— start —

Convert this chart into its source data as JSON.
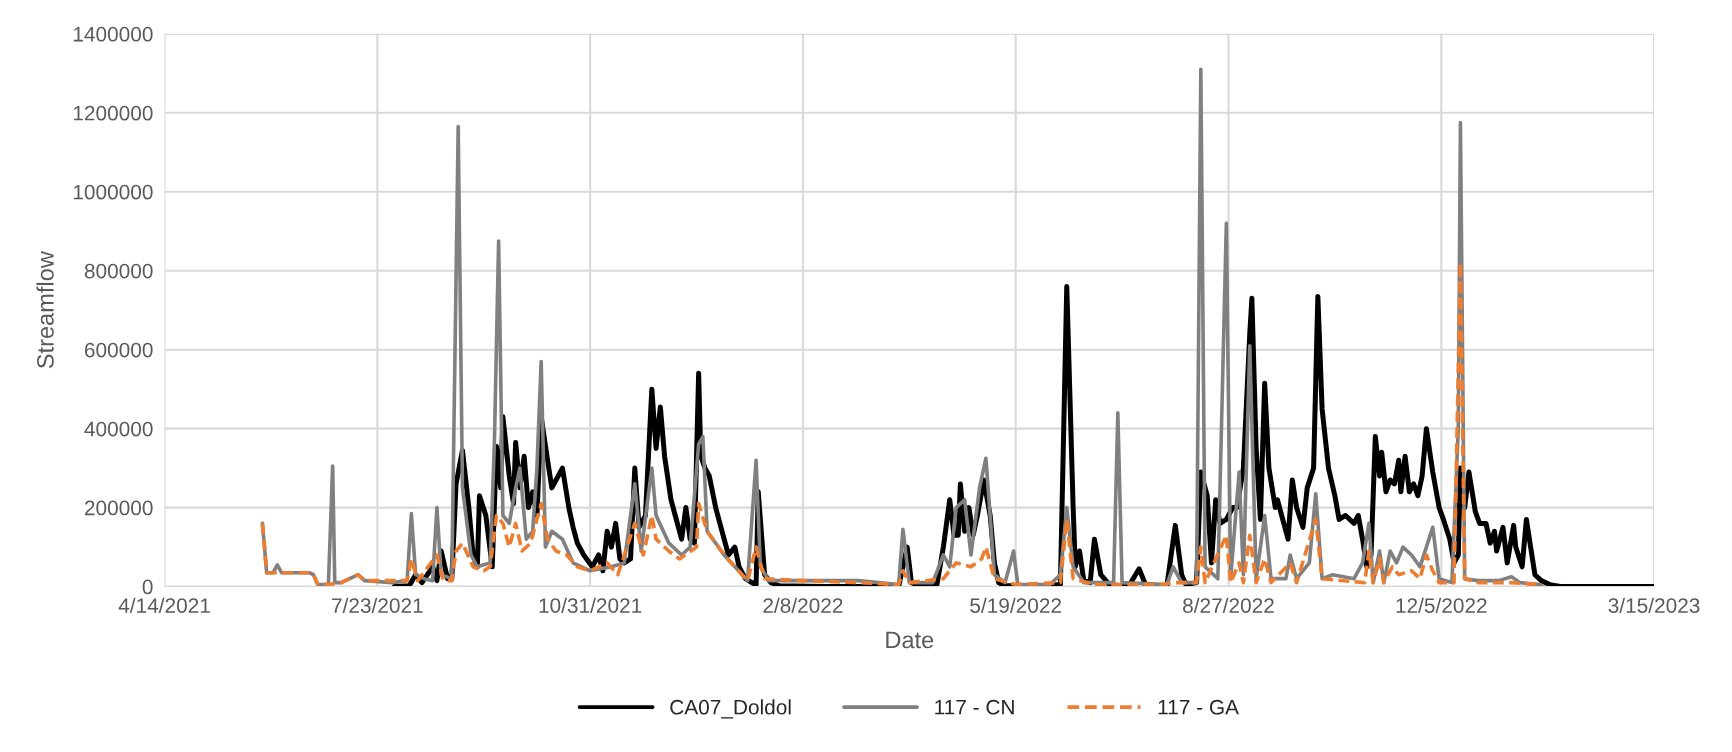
{
  "chart_data": {
    "type": "line",
    "xlabel": "Date",
    "ylabel": "Streamflow",
    "xlim": [
      "2021-04-14",
      "2023-03-15"
    ],
    "xticks": [
      {
        "value": "2021-04-14",
        "label": "4/14/2021"
      },
      {
        "value": "2021-07-23",
        "label": "7/23/2021"
      },
      {
        "value": "2021-10-31",
        "label": "10/31/2021"
      },
      {
        "value": "2022-02-08",
        "label": "2/8/2022"
      },
      {
        "value": "2022-05-19",
        "label": "5/19/2022"
      },
      {
        "value": "2022-08-27",
        "label": "8/27/2022"
      },
      {
        "value": "2022-12-05",
        "label": "12/5/2022"
      },
      {
        "value": "2023-03-15",
        "label": "3/15/2023"
      }
    ],
    "ylim": [
      0,
      1400000
    ],
    "yticks": [
      0,
      200000,
      400000,
      600000,
      800000,
      1000000,
      1200000,
      1400000
    ],
    "grid": true,
    "legend": "bottom",
    "series": [
      {
        "name": "CA07_Doldol",
        "color": "#000000",
        "line_style": "solid",
        "x": [
          "2021-07-31",
          "2021-08-07",
          "2021-08-10",
          "2021-08-13",
          "2021-08-18",
          "2021-08-20",
          "2021-08-22",
          "2021-08-25",
          "2021-08-27",
          "2021-08-29",
          "2021-09-01",
          "2021-09-04",
          "2021-09-06",
          "2021-09-08",
          "2021-09-09",
          "2021-09-12",
          "2021-09-15",
          "2021-09-17",
          "2021-09-19",
          "2021-09-20",
          "2021-09-23",
          "2021-09-25",
          "2021-09-26",
          "2021-09-28",
          "2021-09-30",
          "2021-10-02",
          "2021-10-04",
          "2021-10-06",
          "2021-10-08",
          "2021-10-11",
          "2021-10-13",
          "2021-10-16",
          "2021-10-18",
          "2021-10-21",
          "2021-10-23",
          "2021-10-25",
          "2021-10-28",
          "2021-11-01",
          "2021-11-04",
          "2021-11-06",
          "2021-11-08",
          "2021-11-10",
          "2021-11-12",
          "2021-11-14",
          "2021-11-16",
          "2021-11-19",
          "2021-11-21",
          "2021-11-23",
          "2021-11-26",
          "2021-11-29",
          "2021-12-01",
          "2021-12-03",
          "2021-12-05",
          "2021-12-08",
          "2021-12-10",
          "2021-12-13",
          "2021-12-15",
          "2021-12-17",
          "2021-12-19",
          "2021-12-21",
          "2021-12-22",
          "2021-12-24",
          "2021-12-26",
          "2021-12-29",
          "2022-01-01",
          "2022-01-04",
          "2022-01-07",
          "2022-01-09",
          "2022-01-12",
          "2022-01-15",
          "2022-01-17",
          "2022-01-18",
          "2022-01-21",
          "2022-01-24",
          "2022-01-28",
          "2022-02-18",
          "2022-03-25",
          "2022-03-29",
          "2022-03-31",
          "2022-04-04",
          "2022-04-12",
          "2022-04-15",
          "2022-04-18",
          "2022-04-20",
          "2022-04-22",
          "2022-04-23",
          "2022-04-25",
          "2022-04-27",
          "2022-04-29",
          "2022-05-01",
          "2022-05-04",
          "2022-05-07",
          "2022-05-09",
          "2022-05-11",
          "2022-05-14",
          "2022-05-30",
          "2022-06-09",
          "2022-06-12",
          "2022-06-15",
          "2022-06-16",
          "2022-06-18",
          "2022-06-20",
          "2022-06-23",
          "2022-06-25",
          "2022-06-28",
          "2022-07-02",
          "2022-07-11",
          "2022-07-16",
          "2022-07-19",
          "2022-07-29",
          "2022-08-02",
          "2022-08-05",
          "2022-08-07",
          "2022-08-12",
          "2022-08-14",
          "2022-08-17",
          "2022-08-19",
          "2022-08-21",
          "2022-08-23",
          "2022-08-26",
          "2022-08-29",
          "2022-08-31",
          "2022-09-03",
          "2022-09-06",
          "2022-09-07",
          "2022-09-09",
          "2022-09-11",
          "2022-09-13",
          "2022-09-15",
          "2022-09-18",
          "2022-09-19",
          "2022-09-21",
          "2022-09-24",
          "2022-09-26",
          "2022-09-28",
          "2022-10-01",
          "2022-10-03",
          "2022-10-06",
          "2022-10-08",
          "2022-10-10",
          "2022-10-13",
          "2022-10-16",
          "2022-10-18",
          "2022-10-21",
          "2022-10-25",
          "2022-10-27",
          "2022-10-29",
          "2022-10-31",
          "2022-11-02",
          "2022-11-04",
          "2022-11-06",
          "2022-11-07",
          "2022-11-09",
          "2022-11-11",
          "2022-11-13",
          "2022-11-15",
          "2022-11-16",
          "2022-11-18",
          "2022-11-20",
          "2022-11-22",
          "2022-11-24",
          "2022-11-26",
          "2022-11-28",
          "2022-12-01",
          "2022-12-04",
          "2022-12-06",
          "2022-12-09",
          "2022-12-11",
          "2022-12-13",
          "2022-12-14",
          "2022-12-16",
          "2022-12-18",
          "2022-12-21",
          "2022-12-23",
          "2022-12-26",
          "2022-12-28",
          "2022-12-30",
          "2022-12-31",
          "2023-01-03",
          "2023-01-05",
          "2023-01-08",
          "2023-01-09",
          "2023-01-12",
          "2023-01-14",
          "2023-01-16",
          "2023-01-18",
          "2023-01-21",
          "2023-01-25",
          "2023-01-30",
          "2023-03-15"
        ],
        "values": [
          0,
          2000,
          30000,
          10000,
          50000,
          15000,
          90000,
          20000,
          20000,
          260000,
          345000,
          200000,
          80000,
          50000,
          230000,
          180000,
          50000,
          355000,
          250000,
          430000,
          280000,
          210000,
          365000,
          250000,
          330000,
          200000,
          240000,
          180000,
          430000,
          320000,
          250000,
          280000,
          300000,
          200000,
          150000,
          110000,
          80000,
          50000,
          80000,
          40000,
          140000,
          100000,
          160000,
          70000,
          60000,
          70000,
          300000,
          150000,
          180000,
          500000,
          350000,
          455000,
          330000,
          220000,
          180000,
          120000,
          200000,
          120000,
          110000,
          540000,
          330000,
          300000,
          280000,
          200000,
          140000,
          80000,
          100000,
          50000,
          20000,
          10000,
          5000,
          240000,
          30000,
          10000,
          2000,
          0,
          0,
          100000,
          10000,
          2000,
          5000,
          100000,
          220000,
          130000,
          130000,
          260000,
          140000,
          200000,
          130000,
          180000,
          270000,
          180000,
          60000,
          10000,
          3000,
          0,
          5000,
          760000,
          200000,
          50000,
          90000,
          15000,
          10000,
          120000,
          30000,
          5000,
          0,
          45000,
          5000,
          0,
          155000,
          30000,
          5000,
          10000,
          290000,
          230000,
          60000,
          220000,
          160000,
          170000,
          200000,
          200000,
          300000,
          640000,
          730000,
          350000,
          170000,
          515000,
          300000,
          200000,
          220000,
          180000,
          120000,
          270000,
          200000,
          150000,
          250000,
          300000,
          735000,
          450000,
          300000,
          230000,
          170000,
          180000,
          160000,
          180000,
          120000,
          50000,
          80000,
          380000,
          280000,
          340000,
          240000,
          270000,
          260000,
          320000,
          240000,
          330000,
          240000,
          260000,
          230000,
          280000,
          400000,
          290000,
          200000,
          170000,
          120000,
          60000,
          80000,
          300000,
          200000,
          290000,
          190000,
          160000,
          160000,
          110000,
          140000,
          90000,
          150000,
          60000,
          155000,
          100000,
          50000,
          170000,
          100000,
          30000,
          15000,
          5000,
          0,
          0
        ]
      },
      {
        "name": "117 - CN",
        "color": "#808080",
        "line_style": "solid",
        "x": [
          "2021-05-30",
          "2021-06-01",
          "2021-06-04",
          "2021-06-06",
          "2021-06-08",
          "2021-06-21",
          "2021-06-23",
          "2021-06-25",
          "2021-06-30",
          "2021-07-02",
          "2021-07-03",
          "2021-07-06",
          "2021-07-14",
          "2021-07-17",
          "2021-07-30",
          "2021-08-06",
          "2021-08-08",
          "2021-08-10",
          "2021-08-14",
          "2021-08-18",
          "2021-08-20",
          "2021-08-22",
          "2021-08-27",
          "2021-08-30",
          "2021-09-01",
          "2021-09-05",
          "2021-09-08",
          "2021-09-14",
          "2021-09-16",
          "2021-09-18",
          "2021-09-20",
          "2021-09-23",
          "2021-09-26",
          "2021-09-28",
          "2021-10-01",
          "2021-10-04",
          "2021-10-06",
          "2021-10-08",
          "2021-10-10",
          "2021-10-13",
          "2021-10-18",
          "2021-10-23",
          "2021-10-31",
          "2021-11-10",
          "2021-11-16",
          "2021-11-21",
          "2021-11-24",
          "2021-11-29",
          "2021-12-01",
          "2021-12-07",
          "2021-12-13",
          "2021-12-17",
          "2021-12-21",
          "2021-12-23",
          "2021-12-25",
          "2022-01-02",
          "2022-01-13",
          "2022-01-17",
          "2022-01-19",
          "2022-01-23",
          "2022-02-08",
          "2022-03-06",
          "2022-03-25",
          "2022-03-27",
          "2022-03-30",
          "2022-04-10",
          "2022-04-15",
          "2022-04-18",
          "2022-04-21",
          "2022-04-25",
          "2022-04-28",
          "2022-05-02",
          "2022-05-05",
          "2022-05-09",
          "2022-05-14",
          "2022-05-18",
          "2022-05-20",
          "2022-06-04",
          "2022-06-09",
          "2022-06-12",
          "2022-06-15",
          "2022-06-20",
          "2022-07-04",
          "2022-07-06",
          "2022-07-08",
          "2022-07-29",
          "2022-08-01",
          "2022-08-05",
          "2022-08-12",
          "2022-08-14",
          "2022-08-16",
          "2022-08-22",
          "2022-08-26",
          "2022-08-28",
          "2022-09-01",
          "2022-09-03",
          "2022-09-06",
          "2022-09-09",
          "2022-09-13",
          "2022-09-16",
          "2022-09-23",
          "2022-09-25",
          "2022-09-28",
          "2022-10-04",
          "2022-10-07",
          "2022-10-10",
          "2022-10-15",
          "2022-10-25",
          "2022-10-29",
          "2022-11-01",
          "2022-11-03",
          "2022-11-06",
          "2022-11-08",
          "2022-11-11",
          "2022-11-14",
          "2022-11-17",
          "2022-11-21",
          "2022-11-25",
          "2022-11-28",
          "2022-12-01",
          "2022-12-04",
          "2022-12-10",
          "2022-12-13",
          "2022-12-14",
          "2022-12-16",
          "2022-12-22",
          "2023-01-01",
          "2023-01-07",
          "2023-01-11",
          "2023-01-20",
          "2023-01-22"
        ],
        "values": [
          160000,
          35000,
          35000,
          55000,
          35000,
          35000,
          30000,
          5000,
          5000,
          305000,
          10000,
          10000,
          30000,
          15000,
          10000,
          15000,
          185000,
          30000,
          20000,
          15000,
          200000,
          30000,
          20000,
          1165000,
          250000,
          80000,
          50000,
          60000,
          360000,
          875000,
          180000,
          160000,
          250000,
          300000,
          120000,
          140000,
          300000,
          570000,
          100000,
          140000,
          120000,
          60000,
          40000,
          50000,
          60000,
          260000,
          90000,
          300000,
          180000,
          110000,
          80000,
          100000,
          360000,
          380000,
          140000,
          80000,
          15000,
          320000,
          50000,
          15000,
          15000,
          15000,
          5000,
          145000,
          10000,
          10000,
          80000,
          50000,
          200000,
          220000,
          80000,
          250000,
          325000,
          30000,
          10000,
          90000,
          5000,
          5000,
          30000,
          200000,
          50000,
          10000,
          10000,
          440000,
          10000,
          5000,
          50000,
          10000,
          10000,
          1310000,
          50000,
          20000,
          920000,
          20000,
          290000,
          30000,
          610000,
          20000,
          180000,
          20000,
          20000,
          80000,
          20000,
          60000,
          235000,
          20000,
          30000,
          20000,
          60000,
          160000,
          10000,
          90000,
          10000,
          90000,
          60000,
          100000,
          80000,
          50000,
          100000,
          150000,
          20000,
          10000,
          400000,
          1175000,
          20000,
          15000,
          15000,
          25000,
          10000,
          5000,
          0
        ]
      },
      {
        "name": "117 - GA",
        "color": "#ed7d31",
        "line_style": "dashed",
        "x": [
          "2021-05-30",
          "2021-06-01",
          "2021-06-21",
          "2021-06-23",
          "2021-06-25",
          "2021-06-30",
          "2021-07-06",
          "2021-07-14",
          "2021-07-17",
          "2021-08-06",
          "2021-08-08",
          "2021-08-11",
          "2021-08-20",
          "2021-08-23",
          "2021-08-27",
          "2021-08-29",
          "2021-09-01",
          "2021-09-06",
          "2021-09-11",
          "2021-09-14",
          "2021-09-17",
          "2021-09-20",
          "2021-09-23",
          "2021-09-26",
          "2021-09-29",
          "2021-10-03",
          "2021-10-08",
          "2021-10-11",
          "2021-10-15",
          "2021-10-20",
          "2021-10-25",
          "2021-10-31",
          "2021-11-08",
          "2021-11-13",
          "2021-11-21",
          "2021-11-25",
          "2021-11-29",
          "2021-12-01",
          "2021-12-07",
          "2021-12-12",
          "2021-12-20",
          "2021-12-21",
          "2021-12-25",
          "2022-01-02",
          "2022-01-13",
          "2022-01-17",
          "2022-01-21",
          "2022-02-08",
          "2022-03-06",
          "2022-03-25",
          "2022-03-27",
          "2022-03-30",
          "2022-04-15",
          "2022-04-21",
          "2022-04-28",
          "2022-05-03",
          "2022-05-05",
          "2022-05-09",
          "2022-05-19",
          "2022-06-09",
          "2022-06-12",
          "2022-06-15",
          "2022-06-25",
          "2022-07-27",
          "2022-08-01",
          "2022-08-12",
          "2022-08-14",
          "2022-08-16",
          "2022-08-26",
          "2022-08-28",
          "2022-09-01",
          "2022-09-03",
          "2022-09-06",
          "2022-09-09",
          "2022-09-13",
          "2022-09-16",
          "2022-09-25",
          "2022-09-28",
          "2022-10-07",
          "2022-10-10",
          "2022-10-30",
          "2022-11-01",
          "2022-11-03",
          "2022-11-06",
          "2022-11-08",
          "2022-11-12",
          "2022-11-15",
          "2022-11-21",
          "2022-11-25",
          "2022-11-28",
          "2022-12-01",
          "2022-12-04",
          "2022-12-11",
          "2022-12-14",
          "2022-12-16",
          "2022-12-22",
          "2023-01-01",
          "2023-01-07",
          "2023-01-20",
          "2023-01-22"
        ],
        "values": [
          160000,
          35000,
          35000,
          30000,
          5000,
          5000,
          10000,
          30000,
          15000,
          15000,
          70000,
          15000,
          80000,
          15000,
          15000,
          90000,
          110000,
          50000,
          40000,
          50000,
          180000,
          160000,
          100000,
          160000,
          90000,
          110000,
          210000,
          120000,
          90000,
          80000,
          50000,
          40000,
          60000,
          30000,
          160000,
          80000,
          180000,
          120000,
          90000,
          70000,
          100000,
          210000,
          140000,
          80000,
          15000,
          100000,
          20000,
          15000,
          10000,
          5000,
          40000,
          10000,
          20000,
          60000,
          50000,
          70000,
          100000,
          20000,
          5000,
          10000,
          170000,
          20000,
          5000,
          5000,
          10000,
          10000,
          100000,
          10000,
          130000,
          10000,
          60000,
          10000,
          130000,
          10000,
          70000,
          10000,
          60000,
          10000,
          170000,
          20000,
          10000,
          90000,
          10000,
          70000,
          10000,
          50000,
          30000,
          40000,
          20000,
          80000,
          40000,
          10000,
          10000,
          820000,
          20000,
          10000,
          10000,
          10000,
          5000,
          0
        ]
      }
    ]
  }
}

— end —

** Stated problem **
From the listing above, copy all lines holding the word "name".

** Worked solution **
        "name": "CA07_Doldol",
        "name": "117 - CN",
        "name": "117 - GA",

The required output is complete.